EXERCISE DETAILS: Count the lines in the records that contain the string "title", and give only that number.

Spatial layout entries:
<<<<
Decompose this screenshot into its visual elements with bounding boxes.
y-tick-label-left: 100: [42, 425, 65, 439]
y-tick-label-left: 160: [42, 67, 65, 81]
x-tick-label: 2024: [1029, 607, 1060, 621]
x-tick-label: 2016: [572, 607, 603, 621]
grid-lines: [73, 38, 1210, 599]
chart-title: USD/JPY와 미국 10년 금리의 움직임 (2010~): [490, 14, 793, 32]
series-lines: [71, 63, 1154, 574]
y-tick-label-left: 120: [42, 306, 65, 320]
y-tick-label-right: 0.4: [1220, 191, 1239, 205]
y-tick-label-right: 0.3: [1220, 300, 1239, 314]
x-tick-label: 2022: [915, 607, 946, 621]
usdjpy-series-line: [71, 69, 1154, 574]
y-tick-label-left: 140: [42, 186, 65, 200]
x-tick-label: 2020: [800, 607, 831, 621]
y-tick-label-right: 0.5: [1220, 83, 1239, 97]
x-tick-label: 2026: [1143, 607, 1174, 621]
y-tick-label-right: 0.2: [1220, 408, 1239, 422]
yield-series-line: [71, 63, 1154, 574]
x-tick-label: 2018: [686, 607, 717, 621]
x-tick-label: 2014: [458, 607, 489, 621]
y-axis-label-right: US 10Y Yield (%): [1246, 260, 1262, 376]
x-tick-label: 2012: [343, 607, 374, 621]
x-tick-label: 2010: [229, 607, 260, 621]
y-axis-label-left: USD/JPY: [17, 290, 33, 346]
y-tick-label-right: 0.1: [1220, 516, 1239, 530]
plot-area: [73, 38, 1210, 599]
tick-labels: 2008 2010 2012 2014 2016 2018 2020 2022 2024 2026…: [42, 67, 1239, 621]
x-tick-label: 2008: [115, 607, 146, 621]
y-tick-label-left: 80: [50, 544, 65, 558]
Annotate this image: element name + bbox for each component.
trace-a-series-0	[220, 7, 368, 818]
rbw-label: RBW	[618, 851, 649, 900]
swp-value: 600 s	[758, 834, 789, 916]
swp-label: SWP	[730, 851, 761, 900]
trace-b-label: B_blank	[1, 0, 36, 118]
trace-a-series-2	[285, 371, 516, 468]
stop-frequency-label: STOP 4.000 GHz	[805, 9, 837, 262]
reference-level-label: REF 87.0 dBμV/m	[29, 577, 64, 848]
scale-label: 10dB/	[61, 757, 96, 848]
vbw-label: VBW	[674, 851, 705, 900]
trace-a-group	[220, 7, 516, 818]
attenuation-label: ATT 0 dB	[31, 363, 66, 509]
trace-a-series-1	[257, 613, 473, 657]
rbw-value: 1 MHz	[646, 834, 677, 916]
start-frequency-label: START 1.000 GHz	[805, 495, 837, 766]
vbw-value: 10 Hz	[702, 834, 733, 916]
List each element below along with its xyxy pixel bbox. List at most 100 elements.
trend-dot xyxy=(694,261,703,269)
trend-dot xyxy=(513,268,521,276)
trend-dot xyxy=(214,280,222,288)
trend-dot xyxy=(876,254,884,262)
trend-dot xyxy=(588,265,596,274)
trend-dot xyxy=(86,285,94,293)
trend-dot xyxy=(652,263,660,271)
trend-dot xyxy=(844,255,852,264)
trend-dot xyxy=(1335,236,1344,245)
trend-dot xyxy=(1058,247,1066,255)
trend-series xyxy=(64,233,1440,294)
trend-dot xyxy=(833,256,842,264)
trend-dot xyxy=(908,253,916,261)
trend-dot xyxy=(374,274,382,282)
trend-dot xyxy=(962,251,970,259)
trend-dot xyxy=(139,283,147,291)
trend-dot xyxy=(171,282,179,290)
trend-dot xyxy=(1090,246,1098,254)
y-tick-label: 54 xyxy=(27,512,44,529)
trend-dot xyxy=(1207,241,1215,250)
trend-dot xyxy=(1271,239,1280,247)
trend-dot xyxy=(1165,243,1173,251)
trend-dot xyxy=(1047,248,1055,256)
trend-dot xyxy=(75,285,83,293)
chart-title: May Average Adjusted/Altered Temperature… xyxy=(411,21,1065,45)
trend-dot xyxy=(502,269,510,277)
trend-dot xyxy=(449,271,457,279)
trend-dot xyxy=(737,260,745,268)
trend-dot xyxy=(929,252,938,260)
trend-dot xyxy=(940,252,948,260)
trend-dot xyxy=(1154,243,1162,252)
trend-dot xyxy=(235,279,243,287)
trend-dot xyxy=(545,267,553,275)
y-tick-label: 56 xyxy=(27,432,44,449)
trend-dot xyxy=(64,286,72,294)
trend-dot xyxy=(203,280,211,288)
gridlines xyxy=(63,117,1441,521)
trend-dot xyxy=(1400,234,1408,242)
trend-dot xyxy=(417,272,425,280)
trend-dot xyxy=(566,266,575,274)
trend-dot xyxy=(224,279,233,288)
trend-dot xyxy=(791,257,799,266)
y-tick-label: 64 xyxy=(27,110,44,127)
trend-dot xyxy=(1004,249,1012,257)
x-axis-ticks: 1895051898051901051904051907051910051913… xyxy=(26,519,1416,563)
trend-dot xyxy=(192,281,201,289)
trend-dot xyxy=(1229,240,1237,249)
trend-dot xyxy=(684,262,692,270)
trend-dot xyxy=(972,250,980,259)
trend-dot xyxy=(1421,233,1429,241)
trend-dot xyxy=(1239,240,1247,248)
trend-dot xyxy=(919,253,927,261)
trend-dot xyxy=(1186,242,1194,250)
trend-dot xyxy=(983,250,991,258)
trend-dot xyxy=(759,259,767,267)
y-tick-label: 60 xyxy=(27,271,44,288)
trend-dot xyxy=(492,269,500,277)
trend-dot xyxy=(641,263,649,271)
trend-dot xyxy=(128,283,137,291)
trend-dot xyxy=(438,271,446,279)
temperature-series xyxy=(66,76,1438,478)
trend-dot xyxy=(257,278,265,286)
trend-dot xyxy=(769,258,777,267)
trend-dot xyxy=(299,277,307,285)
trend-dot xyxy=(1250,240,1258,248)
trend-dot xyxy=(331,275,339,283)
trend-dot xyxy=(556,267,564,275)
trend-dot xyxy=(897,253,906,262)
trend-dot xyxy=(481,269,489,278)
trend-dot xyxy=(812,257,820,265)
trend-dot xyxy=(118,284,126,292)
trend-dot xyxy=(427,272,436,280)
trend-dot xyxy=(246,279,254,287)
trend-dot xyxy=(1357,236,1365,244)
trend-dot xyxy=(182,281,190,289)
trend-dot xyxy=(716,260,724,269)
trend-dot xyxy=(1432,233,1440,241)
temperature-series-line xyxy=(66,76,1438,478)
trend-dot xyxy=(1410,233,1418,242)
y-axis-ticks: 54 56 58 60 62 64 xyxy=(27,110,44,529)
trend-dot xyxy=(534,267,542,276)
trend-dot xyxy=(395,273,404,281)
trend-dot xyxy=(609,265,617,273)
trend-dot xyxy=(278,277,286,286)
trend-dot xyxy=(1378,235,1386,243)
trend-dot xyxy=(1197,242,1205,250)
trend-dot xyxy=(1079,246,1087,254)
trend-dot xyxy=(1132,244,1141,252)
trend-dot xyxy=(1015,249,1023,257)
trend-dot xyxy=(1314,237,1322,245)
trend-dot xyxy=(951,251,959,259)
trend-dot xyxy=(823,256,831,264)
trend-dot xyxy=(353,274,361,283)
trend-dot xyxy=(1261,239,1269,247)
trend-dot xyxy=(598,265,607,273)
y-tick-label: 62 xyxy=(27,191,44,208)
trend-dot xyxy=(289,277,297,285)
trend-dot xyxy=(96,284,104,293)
>>>>
SOLUTION BELOW: 2